Instructions to follow
The output should consist solely of the line containing "Read all visible content and emit it as JSON." and the lines that follow it through the end of the data below.

(Stored entries)
========
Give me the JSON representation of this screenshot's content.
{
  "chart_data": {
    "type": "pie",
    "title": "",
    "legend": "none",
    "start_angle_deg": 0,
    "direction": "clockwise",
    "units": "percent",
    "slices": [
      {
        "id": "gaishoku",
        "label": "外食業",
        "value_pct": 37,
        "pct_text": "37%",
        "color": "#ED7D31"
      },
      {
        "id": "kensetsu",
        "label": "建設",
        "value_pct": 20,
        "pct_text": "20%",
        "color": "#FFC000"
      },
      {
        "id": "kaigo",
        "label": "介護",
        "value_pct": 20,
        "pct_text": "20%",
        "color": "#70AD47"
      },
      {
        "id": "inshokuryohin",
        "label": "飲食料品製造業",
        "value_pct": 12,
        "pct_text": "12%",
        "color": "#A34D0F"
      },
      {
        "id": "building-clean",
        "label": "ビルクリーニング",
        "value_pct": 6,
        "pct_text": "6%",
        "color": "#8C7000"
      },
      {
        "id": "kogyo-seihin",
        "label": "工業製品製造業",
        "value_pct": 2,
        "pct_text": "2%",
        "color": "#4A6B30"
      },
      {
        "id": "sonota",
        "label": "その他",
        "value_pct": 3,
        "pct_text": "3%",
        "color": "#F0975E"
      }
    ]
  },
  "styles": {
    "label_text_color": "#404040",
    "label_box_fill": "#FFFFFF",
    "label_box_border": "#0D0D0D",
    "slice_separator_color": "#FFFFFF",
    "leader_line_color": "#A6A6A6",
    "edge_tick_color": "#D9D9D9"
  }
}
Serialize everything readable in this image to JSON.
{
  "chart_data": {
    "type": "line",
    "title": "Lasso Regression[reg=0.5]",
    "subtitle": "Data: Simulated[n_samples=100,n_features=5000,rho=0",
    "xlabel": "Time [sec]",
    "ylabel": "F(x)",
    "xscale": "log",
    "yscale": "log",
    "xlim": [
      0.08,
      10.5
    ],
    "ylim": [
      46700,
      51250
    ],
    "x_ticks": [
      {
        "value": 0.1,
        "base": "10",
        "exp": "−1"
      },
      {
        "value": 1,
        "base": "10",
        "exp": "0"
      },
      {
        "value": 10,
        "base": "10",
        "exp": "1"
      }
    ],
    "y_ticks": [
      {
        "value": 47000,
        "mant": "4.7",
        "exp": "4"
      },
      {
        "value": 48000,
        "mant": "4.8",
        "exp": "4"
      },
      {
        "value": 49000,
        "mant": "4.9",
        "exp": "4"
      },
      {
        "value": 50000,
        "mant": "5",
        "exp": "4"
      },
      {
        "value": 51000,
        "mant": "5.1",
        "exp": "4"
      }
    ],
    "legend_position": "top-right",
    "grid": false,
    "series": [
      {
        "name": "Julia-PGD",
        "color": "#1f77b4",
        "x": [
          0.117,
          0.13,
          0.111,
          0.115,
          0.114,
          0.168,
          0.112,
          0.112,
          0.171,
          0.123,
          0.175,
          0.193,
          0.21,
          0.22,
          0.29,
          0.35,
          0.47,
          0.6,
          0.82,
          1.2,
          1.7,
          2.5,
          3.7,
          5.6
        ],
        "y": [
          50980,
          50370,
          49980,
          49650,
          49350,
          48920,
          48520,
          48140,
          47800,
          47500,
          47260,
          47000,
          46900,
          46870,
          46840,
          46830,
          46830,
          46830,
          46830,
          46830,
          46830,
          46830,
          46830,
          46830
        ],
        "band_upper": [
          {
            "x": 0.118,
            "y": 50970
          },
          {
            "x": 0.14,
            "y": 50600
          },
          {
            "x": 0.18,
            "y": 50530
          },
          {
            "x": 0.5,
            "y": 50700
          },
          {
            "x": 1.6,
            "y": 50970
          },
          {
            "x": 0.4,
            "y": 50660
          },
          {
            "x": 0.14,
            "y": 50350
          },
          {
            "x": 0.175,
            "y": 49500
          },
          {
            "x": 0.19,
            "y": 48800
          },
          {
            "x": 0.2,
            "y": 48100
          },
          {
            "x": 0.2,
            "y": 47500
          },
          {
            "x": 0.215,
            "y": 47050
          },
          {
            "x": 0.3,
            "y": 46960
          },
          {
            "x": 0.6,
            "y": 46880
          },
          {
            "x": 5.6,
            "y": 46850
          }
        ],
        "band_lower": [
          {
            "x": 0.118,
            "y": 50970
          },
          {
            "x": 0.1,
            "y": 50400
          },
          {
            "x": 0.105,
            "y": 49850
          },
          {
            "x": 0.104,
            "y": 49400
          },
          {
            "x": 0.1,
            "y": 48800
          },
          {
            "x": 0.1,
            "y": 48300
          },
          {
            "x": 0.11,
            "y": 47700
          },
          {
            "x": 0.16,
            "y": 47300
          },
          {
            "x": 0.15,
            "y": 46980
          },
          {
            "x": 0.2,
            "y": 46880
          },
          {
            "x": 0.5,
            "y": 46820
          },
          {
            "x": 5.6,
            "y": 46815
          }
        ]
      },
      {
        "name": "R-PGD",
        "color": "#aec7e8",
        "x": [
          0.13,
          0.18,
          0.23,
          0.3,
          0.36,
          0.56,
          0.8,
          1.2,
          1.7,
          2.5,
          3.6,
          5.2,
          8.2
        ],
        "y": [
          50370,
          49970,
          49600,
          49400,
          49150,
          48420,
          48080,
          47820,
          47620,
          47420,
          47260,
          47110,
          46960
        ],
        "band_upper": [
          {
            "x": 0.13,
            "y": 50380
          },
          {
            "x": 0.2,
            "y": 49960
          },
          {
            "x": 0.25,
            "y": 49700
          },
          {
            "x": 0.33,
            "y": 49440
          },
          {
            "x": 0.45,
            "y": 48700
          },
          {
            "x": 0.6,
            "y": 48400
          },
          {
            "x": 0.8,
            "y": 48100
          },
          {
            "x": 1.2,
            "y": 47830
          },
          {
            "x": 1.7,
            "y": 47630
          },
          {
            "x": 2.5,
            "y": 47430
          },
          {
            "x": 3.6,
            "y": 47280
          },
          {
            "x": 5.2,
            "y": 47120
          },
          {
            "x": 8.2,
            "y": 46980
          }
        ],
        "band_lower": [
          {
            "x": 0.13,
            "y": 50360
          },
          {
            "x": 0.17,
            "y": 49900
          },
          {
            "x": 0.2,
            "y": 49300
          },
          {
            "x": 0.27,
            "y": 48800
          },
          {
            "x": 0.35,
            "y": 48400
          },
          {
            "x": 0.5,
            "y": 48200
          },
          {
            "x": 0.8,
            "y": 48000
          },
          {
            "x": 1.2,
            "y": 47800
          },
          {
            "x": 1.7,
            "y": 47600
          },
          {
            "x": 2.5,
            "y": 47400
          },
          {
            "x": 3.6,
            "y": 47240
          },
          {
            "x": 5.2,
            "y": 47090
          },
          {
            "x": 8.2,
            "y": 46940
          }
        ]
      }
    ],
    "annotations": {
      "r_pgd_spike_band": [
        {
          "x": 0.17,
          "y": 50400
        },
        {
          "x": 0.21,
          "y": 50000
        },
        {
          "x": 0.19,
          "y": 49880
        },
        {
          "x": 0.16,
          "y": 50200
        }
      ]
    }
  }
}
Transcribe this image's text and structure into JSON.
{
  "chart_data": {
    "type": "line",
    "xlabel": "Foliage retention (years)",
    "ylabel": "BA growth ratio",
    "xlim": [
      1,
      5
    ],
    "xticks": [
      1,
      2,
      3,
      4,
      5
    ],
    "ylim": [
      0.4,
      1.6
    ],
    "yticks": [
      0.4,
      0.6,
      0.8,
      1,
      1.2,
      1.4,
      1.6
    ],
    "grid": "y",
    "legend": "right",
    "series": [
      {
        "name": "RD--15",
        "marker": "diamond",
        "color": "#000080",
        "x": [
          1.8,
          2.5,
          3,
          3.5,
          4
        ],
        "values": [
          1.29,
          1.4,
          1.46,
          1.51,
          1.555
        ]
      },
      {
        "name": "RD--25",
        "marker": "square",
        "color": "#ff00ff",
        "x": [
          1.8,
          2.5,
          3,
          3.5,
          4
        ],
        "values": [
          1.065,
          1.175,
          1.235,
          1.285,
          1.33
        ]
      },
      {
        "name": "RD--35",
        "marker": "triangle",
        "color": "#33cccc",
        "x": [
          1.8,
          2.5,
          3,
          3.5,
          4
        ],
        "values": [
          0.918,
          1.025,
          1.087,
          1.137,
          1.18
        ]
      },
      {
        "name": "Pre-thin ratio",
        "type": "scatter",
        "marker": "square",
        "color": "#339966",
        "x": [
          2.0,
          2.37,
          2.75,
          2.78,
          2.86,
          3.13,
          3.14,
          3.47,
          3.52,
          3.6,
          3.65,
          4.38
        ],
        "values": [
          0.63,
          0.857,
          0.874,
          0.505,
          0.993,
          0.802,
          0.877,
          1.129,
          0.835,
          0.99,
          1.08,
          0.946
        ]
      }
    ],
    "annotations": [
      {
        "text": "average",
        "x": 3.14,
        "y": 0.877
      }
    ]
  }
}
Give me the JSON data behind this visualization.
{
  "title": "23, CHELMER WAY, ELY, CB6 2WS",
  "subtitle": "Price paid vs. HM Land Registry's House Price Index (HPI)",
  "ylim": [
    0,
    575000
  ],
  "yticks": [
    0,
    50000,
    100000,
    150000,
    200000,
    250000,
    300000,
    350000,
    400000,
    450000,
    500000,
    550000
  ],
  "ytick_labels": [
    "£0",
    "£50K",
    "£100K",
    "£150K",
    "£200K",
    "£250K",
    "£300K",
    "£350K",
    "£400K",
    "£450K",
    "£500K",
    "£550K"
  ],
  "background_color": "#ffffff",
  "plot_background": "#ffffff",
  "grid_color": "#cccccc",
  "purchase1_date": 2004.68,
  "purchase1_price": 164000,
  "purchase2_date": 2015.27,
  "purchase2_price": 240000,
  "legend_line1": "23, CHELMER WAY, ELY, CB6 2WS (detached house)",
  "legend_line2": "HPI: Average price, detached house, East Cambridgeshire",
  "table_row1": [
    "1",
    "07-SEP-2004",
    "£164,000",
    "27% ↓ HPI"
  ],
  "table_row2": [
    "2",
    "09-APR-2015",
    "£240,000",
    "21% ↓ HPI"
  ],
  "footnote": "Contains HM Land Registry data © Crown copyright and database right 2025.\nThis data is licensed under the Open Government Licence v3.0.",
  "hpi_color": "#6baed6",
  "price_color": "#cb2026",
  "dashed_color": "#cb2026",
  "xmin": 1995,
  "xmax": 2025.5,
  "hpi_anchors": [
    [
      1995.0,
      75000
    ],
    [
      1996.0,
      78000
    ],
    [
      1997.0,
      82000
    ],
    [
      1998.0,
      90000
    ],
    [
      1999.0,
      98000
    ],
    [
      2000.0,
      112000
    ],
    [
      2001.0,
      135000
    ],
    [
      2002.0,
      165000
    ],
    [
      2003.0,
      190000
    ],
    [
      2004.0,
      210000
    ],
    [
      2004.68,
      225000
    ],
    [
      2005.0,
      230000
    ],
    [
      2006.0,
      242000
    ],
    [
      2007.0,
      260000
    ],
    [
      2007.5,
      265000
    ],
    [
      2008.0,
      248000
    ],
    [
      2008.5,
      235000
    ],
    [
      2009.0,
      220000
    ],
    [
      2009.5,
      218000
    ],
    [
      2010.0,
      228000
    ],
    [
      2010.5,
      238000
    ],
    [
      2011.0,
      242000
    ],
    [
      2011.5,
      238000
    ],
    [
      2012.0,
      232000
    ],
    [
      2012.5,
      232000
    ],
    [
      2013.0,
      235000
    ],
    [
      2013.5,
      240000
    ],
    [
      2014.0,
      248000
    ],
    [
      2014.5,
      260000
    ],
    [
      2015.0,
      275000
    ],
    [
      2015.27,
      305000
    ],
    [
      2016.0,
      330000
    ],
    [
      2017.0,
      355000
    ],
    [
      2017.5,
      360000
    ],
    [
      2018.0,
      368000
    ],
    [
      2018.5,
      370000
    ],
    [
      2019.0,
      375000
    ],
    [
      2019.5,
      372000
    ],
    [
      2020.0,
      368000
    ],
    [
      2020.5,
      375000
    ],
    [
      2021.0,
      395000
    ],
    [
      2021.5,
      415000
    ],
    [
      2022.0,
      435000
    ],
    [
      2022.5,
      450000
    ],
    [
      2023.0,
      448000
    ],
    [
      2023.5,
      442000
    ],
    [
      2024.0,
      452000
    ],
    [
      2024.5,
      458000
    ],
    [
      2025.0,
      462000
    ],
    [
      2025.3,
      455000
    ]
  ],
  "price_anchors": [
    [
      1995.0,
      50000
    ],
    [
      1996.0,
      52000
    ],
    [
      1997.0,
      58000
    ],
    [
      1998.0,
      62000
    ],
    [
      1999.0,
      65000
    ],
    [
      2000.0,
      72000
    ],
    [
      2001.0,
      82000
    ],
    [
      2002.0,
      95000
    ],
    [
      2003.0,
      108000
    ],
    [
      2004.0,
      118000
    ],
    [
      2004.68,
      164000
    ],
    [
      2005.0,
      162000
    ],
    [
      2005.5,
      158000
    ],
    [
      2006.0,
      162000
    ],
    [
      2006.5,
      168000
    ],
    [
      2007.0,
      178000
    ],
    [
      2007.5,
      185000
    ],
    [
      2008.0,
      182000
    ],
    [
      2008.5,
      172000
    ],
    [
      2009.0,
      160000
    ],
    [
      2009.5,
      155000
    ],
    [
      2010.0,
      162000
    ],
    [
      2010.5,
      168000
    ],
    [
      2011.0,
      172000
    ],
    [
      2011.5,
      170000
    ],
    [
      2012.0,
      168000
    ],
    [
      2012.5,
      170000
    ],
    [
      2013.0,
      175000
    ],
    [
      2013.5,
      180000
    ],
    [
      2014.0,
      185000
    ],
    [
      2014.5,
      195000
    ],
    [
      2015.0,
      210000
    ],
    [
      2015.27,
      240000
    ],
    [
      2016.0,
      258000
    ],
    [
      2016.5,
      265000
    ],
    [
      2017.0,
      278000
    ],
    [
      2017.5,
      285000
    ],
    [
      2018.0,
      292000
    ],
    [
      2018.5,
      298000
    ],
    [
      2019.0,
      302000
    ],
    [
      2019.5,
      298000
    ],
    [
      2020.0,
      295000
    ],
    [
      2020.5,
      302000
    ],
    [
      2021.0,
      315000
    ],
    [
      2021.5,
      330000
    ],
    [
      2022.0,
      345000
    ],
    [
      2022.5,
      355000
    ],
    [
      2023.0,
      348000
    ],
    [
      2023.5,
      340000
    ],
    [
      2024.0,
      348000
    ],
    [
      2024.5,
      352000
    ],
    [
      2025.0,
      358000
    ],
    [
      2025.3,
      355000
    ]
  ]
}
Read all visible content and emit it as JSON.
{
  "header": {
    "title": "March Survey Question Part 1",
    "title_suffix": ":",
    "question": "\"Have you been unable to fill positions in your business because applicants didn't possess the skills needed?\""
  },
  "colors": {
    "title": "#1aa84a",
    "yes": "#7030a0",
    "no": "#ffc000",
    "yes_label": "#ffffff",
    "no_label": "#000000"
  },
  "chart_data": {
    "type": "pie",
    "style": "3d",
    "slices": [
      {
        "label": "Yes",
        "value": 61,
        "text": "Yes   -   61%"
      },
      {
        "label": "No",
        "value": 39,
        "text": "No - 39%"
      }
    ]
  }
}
========
Exercise output
Read all visible content and emit it as JSON.
{
  "header": {
    "title": "March Survey Question Part 1",
    "title_suffix": ":",
    "question": "\"Have you been unable to fill positions in your business because applicants didn't possess the skills needed?\""
  },
  "colors": {
    "title": "#1aa84a",
    "yes": "#7030a0",
    "no": "#ffc000",
    "yes_label": "#ffffff",
    "no_label": "#000000"
  },
  "chart_data": {
    "type": "pie",
    "style": "3d",
    "slices": [
      {
        "label": "Yes",
        "value": 61,
        "text": "Yes   -   61%"
      },
      {
        "label": "No",
        "value": 39,
        "text": "No - 39%"
      }
    ]
  }
}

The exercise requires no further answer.